WHAT TO PRODUCE: Within the data below, state how many lines contain the string "root". Provide the number only.

* start *

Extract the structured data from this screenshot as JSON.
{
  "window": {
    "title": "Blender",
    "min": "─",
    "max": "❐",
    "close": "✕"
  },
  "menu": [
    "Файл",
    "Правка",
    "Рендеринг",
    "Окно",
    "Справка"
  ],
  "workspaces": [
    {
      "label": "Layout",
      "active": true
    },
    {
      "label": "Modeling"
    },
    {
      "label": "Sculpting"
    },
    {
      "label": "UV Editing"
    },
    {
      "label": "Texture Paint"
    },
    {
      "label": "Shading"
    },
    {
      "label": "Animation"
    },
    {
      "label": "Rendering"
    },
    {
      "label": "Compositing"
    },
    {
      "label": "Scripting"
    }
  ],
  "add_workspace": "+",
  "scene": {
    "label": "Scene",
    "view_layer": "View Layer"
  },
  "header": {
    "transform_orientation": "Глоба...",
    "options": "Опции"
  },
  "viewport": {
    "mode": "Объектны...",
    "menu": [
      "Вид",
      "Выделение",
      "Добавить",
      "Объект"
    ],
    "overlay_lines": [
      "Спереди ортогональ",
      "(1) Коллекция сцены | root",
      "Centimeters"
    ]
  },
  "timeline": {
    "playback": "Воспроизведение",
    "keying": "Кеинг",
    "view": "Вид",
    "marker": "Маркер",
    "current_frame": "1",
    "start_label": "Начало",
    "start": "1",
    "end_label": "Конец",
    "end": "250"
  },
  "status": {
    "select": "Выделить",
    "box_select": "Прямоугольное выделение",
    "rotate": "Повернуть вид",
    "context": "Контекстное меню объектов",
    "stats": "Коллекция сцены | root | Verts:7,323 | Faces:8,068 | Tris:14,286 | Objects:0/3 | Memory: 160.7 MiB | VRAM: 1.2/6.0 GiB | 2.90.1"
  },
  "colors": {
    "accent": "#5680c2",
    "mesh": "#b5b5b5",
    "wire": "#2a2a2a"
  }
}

* end *

FINAL RESULT: 2